[Your goal] Return the entries below verbatim. Pictures stay out.

[Supplied records]
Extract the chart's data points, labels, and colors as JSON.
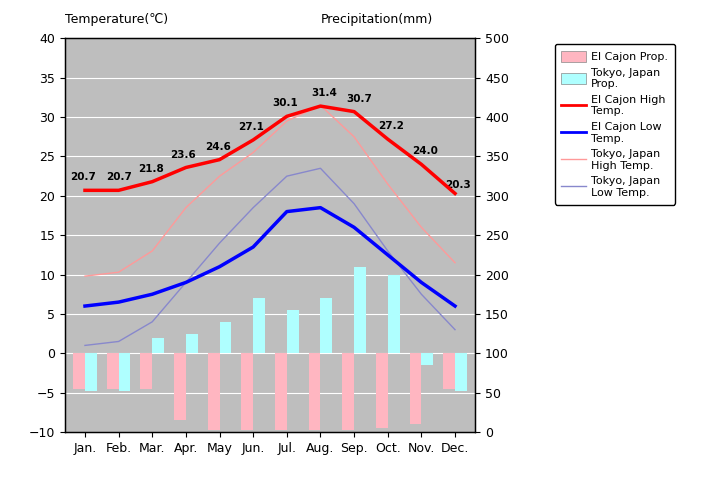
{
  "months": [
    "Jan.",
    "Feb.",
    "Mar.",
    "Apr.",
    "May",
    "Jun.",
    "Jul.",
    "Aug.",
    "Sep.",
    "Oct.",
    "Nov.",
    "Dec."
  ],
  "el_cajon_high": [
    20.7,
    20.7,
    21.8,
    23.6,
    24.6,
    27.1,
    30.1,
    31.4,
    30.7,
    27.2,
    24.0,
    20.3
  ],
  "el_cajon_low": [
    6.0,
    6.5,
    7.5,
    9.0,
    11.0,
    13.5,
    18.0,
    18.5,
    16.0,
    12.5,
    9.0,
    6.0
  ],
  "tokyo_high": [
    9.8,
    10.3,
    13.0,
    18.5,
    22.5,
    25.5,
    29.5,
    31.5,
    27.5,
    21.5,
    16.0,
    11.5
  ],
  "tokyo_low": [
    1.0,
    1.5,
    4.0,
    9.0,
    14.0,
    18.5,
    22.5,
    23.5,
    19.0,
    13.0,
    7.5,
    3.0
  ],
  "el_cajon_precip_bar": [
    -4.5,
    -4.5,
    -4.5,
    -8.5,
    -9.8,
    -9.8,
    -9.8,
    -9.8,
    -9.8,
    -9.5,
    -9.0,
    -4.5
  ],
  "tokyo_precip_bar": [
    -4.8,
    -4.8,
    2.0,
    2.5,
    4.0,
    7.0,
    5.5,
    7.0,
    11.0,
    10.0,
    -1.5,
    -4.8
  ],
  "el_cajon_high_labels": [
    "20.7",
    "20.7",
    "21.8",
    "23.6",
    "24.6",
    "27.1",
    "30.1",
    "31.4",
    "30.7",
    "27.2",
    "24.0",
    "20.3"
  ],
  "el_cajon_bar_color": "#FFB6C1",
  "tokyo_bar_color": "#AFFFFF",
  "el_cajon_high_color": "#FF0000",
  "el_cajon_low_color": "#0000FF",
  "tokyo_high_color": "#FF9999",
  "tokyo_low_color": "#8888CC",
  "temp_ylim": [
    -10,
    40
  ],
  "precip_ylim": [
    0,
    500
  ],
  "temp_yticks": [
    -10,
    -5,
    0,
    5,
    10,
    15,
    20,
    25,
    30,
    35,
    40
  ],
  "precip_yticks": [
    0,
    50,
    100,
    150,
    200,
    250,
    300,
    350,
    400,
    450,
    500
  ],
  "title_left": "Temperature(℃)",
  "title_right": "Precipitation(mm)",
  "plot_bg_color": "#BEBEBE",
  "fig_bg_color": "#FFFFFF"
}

[Final result]
Extract the chart's data points, labels, and colors as JSON.
{
  "months": [
    "Jan.",
    "Feb.",
    "Mar.",
    "Apr.",
    "May",
    "Jun.",
    "Jul.",
    "Aug.",
    "Sep.",
    "Oct.",
    "Nov.",
    "Dec."
  ],
  "el_cajon_high": [
    20.7,
    20.7,
    21.8,
    23.6,
    24.6,
    27.1,
    30.1,
    31.4,
    30.7,
    27.2,
    24.0,
    20.3
  ],
  "el_cajon_low": [
    6.0,
    6.5,
    7.5,
    9.0,
    11.0,
    13.5,
    18.0,
    18.5,
    16.0,
    12.5,
    9.0,
    6.0
  ],
  "tokyo_high": [
    9.8,
    10.3,
    13.0,
    18.5,
    22.5,
    25.5,
    29.5,
    31.5,
    27.5,
    21.5,
    16.0,
    11.5
  ],
  "tokyo_low": [
    1.0,
    1.5,
    4.0,
    9.0,
    14.0,
    18.5,
    22.5,
    23.5,
    19.0,
    13.0,
    7.5,
    3.0
  ],
  "el_cajon_precip_bar": [
    -4.5,
    -4.5,
    -4.5,
    -8.5,
    -9.8,
    -9.8,
    -9.8,
    -9.8,
    -9.8,
    -9.5,
    -9.0,
    -4.5
  ],
  "tokyo_precip_bar": [
    -4.8,
    -4.8,
    2.0,
    2.5,
    4.0,
    7.0,
    5.5,
    7.0,
    11.0,
    10.0,
    -1.5,
    -4.8
  ],
  "el_cajon_high_labels": [
    "20.7",
    "20.7",
    "21.8",
    "23.6",
    "24.6",
    "27.1",
    "30.1",
    "31.4",
    "30.7",
    "27.2",
    "24.0",
    "20.3"
  ],
  "el_cajon_bar_color": "#FFB6C1",
  "tokyo_bar_color": "#AFFFFF",
  "el_cajon_high_color": "#FF0000",
  "el_cajon_low_color": "#0000FF",
  "tokyo_high_color": "#FF9999",
  "tokyo_low_color": "#8888CC",
  "temp_ylim": [
    -10,
    40
  ],
  "precip_ylim": [
    0,
    500
  ],
  "temp_yticks": [
    -10,
    -5,
    0,
    5,
    10,
    15,
    20,
    25,
    30,
    35,
    40
  ],
  "precip_yticks": [
    0,
    50,
    100,
    150,
    200,
    250,
    300,
    350,
    400,
    450,
    500
  ],
  "title_left": "Temperature(℃)",
  "title_right": "Precipitation(mm)",
  "plot_bg_color": "#BEBEBE",
  "fig_bg_color": "#FFFFFF"
}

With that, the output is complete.